→ The problem
Return the complete listing that follows, with each line reproduced exactly.

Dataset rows
——

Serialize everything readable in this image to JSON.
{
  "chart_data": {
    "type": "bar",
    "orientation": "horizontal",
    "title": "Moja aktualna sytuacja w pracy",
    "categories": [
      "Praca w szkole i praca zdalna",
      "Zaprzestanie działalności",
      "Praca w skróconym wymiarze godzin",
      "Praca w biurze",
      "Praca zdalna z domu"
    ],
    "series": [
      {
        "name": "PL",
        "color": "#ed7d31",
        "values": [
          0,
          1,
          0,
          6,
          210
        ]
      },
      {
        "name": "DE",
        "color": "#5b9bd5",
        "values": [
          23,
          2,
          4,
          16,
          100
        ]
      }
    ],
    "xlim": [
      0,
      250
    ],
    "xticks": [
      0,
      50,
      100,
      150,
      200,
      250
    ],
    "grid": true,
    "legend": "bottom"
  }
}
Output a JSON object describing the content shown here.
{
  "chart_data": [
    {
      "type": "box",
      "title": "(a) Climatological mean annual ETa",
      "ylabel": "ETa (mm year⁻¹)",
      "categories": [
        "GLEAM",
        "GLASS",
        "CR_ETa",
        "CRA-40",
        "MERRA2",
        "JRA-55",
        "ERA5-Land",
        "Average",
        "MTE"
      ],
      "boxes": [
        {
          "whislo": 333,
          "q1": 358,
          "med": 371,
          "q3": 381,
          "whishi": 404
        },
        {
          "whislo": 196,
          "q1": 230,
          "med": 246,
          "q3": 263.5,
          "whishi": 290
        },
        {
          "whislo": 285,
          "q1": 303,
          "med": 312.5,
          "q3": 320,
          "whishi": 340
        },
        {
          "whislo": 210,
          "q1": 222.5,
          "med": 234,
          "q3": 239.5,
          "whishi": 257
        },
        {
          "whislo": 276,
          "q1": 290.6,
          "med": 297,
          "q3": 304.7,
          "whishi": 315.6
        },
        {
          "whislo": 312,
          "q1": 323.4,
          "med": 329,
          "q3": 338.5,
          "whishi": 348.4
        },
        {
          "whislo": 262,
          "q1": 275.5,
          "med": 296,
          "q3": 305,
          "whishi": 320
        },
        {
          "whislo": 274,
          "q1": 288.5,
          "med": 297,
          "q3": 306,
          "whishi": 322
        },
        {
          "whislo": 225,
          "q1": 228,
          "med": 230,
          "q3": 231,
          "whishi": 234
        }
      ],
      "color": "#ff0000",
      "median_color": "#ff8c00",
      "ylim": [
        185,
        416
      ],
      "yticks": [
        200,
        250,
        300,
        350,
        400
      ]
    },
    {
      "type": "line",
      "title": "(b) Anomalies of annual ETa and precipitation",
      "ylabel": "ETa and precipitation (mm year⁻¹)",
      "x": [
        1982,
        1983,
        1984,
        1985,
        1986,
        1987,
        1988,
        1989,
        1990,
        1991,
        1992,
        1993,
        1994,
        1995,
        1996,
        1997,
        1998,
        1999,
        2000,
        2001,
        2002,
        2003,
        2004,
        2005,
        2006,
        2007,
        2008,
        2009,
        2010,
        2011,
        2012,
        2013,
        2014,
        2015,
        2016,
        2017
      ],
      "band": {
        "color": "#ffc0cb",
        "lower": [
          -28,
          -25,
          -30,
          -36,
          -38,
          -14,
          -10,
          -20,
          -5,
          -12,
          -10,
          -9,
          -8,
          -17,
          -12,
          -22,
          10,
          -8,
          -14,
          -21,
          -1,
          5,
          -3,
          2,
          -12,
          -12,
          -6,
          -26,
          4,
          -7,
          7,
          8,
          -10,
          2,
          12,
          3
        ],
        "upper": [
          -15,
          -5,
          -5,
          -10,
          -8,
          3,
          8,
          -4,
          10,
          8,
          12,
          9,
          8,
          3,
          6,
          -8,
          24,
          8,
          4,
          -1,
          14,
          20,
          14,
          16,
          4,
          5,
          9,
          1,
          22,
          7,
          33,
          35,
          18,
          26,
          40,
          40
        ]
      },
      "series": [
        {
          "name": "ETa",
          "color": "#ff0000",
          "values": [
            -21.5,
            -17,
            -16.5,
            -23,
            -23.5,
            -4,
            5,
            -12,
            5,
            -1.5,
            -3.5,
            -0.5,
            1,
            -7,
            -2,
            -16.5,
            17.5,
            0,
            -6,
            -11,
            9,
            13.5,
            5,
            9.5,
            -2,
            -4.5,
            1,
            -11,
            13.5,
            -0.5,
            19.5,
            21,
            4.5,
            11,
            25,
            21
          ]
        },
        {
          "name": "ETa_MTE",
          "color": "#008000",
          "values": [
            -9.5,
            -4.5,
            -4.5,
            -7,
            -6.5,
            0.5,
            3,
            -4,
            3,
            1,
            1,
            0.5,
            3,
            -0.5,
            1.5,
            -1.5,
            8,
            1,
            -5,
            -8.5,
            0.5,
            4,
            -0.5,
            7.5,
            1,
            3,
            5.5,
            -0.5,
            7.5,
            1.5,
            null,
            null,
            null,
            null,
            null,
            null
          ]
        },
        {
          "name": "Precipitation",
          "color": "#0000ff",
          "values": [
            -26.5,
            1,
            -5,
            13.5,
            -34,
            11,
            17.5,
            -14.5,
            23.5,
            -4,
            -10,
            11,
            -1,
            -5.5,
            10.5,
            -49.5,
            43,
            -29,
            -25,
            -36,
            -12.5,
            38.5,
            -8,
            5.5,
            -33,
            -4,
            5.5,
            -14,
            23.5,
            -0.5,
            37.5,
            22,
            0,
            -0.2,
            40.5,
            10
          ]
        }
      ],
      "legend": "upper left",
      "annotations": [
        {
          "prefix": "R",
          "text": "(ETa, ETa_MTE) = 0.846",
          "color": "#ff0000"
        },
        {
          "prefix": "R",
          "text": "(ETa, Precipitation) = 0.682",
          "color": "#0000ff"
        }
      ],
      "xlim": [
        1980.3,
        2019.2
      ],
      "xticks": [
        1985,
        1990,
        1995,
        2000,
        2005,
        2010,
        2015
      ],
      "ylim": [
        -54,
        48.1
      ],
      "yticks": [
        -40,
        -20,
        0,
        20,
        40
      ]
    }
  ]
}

——

→ Correct answer
Serialize everything readable in this image to JSON.
{
  "chart_data": {
    "type": "bar",
    "orientation": "horizontal",
    "title": "Moja aktualna sytuacja w pracy",
    "categories": [
      "Praca w szkole i praca zdalna",
      "Zaprzestanie działalności",
      "Praca w skróconym wymiarze godzin",
      "Praca w biurze",
      "Praca zdalna z domu"
    ],
    "series": [
      {
        "name": "PL",
        "color": "#ed7d31",
        "values": [
          0,
          1,
          0,
          6,
          210
        ]
      },
      {
        "name": "DE",
        "color": "#5b9bd5",
        "values": [
          23,
          2,
          4,
          16,
          100
        ]
      }
    ],
    "xlim": [
      0,
      250
    ],
    "xticks": [
      0,
      50,
      100,
      150,
      200,
      250
    ],
    "grid": true,
    "legend": "bottom"
  }
}
Output a JSON object describing the content shown here.
{
  "chart_data": [
    {
      "type": "box",
      "title": "(a) Climatological mean annual ETa",
      "ylabel": "ETa (mm year⁻¹)",
      "categories": [
        "GLEAM",
        "GLASS",
        "CR_ETa",
        "CRA-40",
        "MERRA2",
        "JRA-55",
        "ERA5-Land",
        "Average",
        "MTE"
      ],
      "boxes": [
        {
          "whislo": 333,
          "q1": 358,
          "med": 371,
          "q3": 381,
          "whishi": 404
        },
        {
          "whislo": 196,
          "q1": 230,
          "med": 246,
          "q3": 263.5,
          "whishi": 290
        },
        {
          "whislo": 285,
          "q1": 303,
          "med": 312.5,
          "q3": 320,
          "whishi": 340
        },
        {
          "whislo": 210,
          "q1": 222.5,
          "med": 234,
          "q3": 239.5,
          "whishi": 257
        },
        {
          "whislo": 276,
          "q1": 290.6,
          "med": 297,
          "q3": 304.7,
          "whishi": 315.6
        },
        {
          "whislo": 312,
          "q1": 323.4,
          "med": 329,
          "q3": 338.5,
          "whishi": 348.4
        },
        {
          "whislo": 262,
          "q1": 275.5,
          "med": 296,
          "q3": 305,
          "whishi": 320
        },
        {
          "whislo": 274,
          "q1": 288.5,
          "med": 297,
          "q3": 306,
          "whishi": 322
        },
        {
          "whislo": 225,
          "q1": 228,
          "med": 230,
          "q3": 231,
          "whishi": 234
        }
      ],
      "color": "#ff0000",
      "median_color": "#ff8c00",
      "ylim": [
        185,
        416
      ],
      "yticks": [
        200,
        250,
        300,
        350,
        400
      ]
    },
    {
      "type": "line",
      "title": "(b) Anomalies of annual ETa and precipitation",
      "ylabel": "ETa and precipitation (mm year⁻¹)",
      "x": [
        1982,
        1983,
        1984,
        1985,
        1986,
        1987,
        1988,
        1989,
        1990,
        1991,
        1992,
        1993,
        1994,
        1995,
        1996,
        1997,
        1998,
        1999,
        2000,
        2001,
        2002,
        2003,
        2004,
        2005,
        2006,
        2007,
        2008,
        2009,
        2010,
        2011,
        2012,
        2013,
        2014,
        2015,
        2016,
        2017
      ],
      "band": {
        "color": "#ffc0cb",
        "lower": [
          -28,
          -25,
          -30,
          -36,
          -38,
          -14,
          -10,
          -20,
          -5,
          -12,
          -10,
          -9,
          -8,
          -17,
          -12,
          -22,
          10,
          -8,
          -14,
          -21,
          -1,
          5,
          -3,
          2,
          -12,
          -12,
          -6,
          -26,
          4,
          -7,
          7,
          8,
          -10,
          2,
          12,
          3
        ],
        "upper": [
          -15,
          -5,
          -5,
          -10,
          -8,
          3,
          8,
          -4,
          10,
          8,
          12,
          9,
          8,
          3,
          6,
          -8,
          24,
          8,
          4,
          -1,
          14,
          20,
          14,
          16,
          4,
          5,
          9,
          1,
          22,
          7,
          33,
          35,
          18,
          26,
          40,
          40
        ]
      },
      "series": [
        {
          "name": "ETa",
          "color": "#ff0000",
          "values": [
            -21.5,
            -17,
            -16.5,
            -23,
            -23.5,
            -4,
            5,
            -12,
            5,
            -1.5,
            -3.5,
            -0.5,
            1,
            -7,
            -2,
            -16.5,
            17.5,
            0,
            -6,
            -11,
            9,
            13.5,
            5,
            9.5,
            -2,
            -4.5,
            1,
            -11,
            13.5,
            -0.5,
            19.5,
            21,
            4.5,
            11,
            25,
            21
          ]
        },
        {
          "name": "ETa_MTE",
          "color": "#008000",
          "values": [
            -9.5,
            -4.5,
            -4.5,
            -7,
            -6.5,
            0.5,
            3,
            -4,
            3,
            1,
            1,
            0.5,
            3,
            -0.5,
            1.5,
            -1.5,
            8,
            1,
            -5,
            -8.5,
            0.5,
            4,
            -0.5,
            7.5,
            1,
            3,
            5.5,
            -0.5,
            7.5,
            1.5,
            null,
            null,
            null,
            null,
            null,
            null
          ]
        },
        {
          "name": "Precipitation",
          "color": "#0000ff",
          "values": [
            -26.5,
            1,
            -5,
            13.5,
            -34,
            11,
            17.5,
            -14.5,
            23.5,
            -4,
            -10,
            11,
            -1,
            -5.5,
            10.5,
            -49.5,
            43,
            -29,
            -25,
            -36,
            -12.5,
            38.5,
            -8,
            5.5,
            -33,
            -4,
            5.5,
            -14,
            23.5,
            -0.5,
            37.5,
            22,
            0,
            -0.2,
            40.5,
            10
          ]
        }
      ],
      "legend": "upper left",
      "annotations": [
        {
          "prefix": "R",
          "text": "(ETa, ETa_MTE) = 0.846",
          "color": "#ff0000"
        },
        {
          "prefix": "R",
          "text": "(ETa, Precipitation) = 0.682",
          "color": "#0000ff"
        }
      ],
      "xlim": [
        1980.3,
        2019.2
      ],
      "xticks": [
        1985,
        1990,
        1995,
        2000,
        2005,
        2010,
        2015
      ],
      "ylim": [
        -54,
        48.1
      ],
      "yticks": [
        -40,
        -20,
        0,
        20,
        40
      ]
    }
  ]
}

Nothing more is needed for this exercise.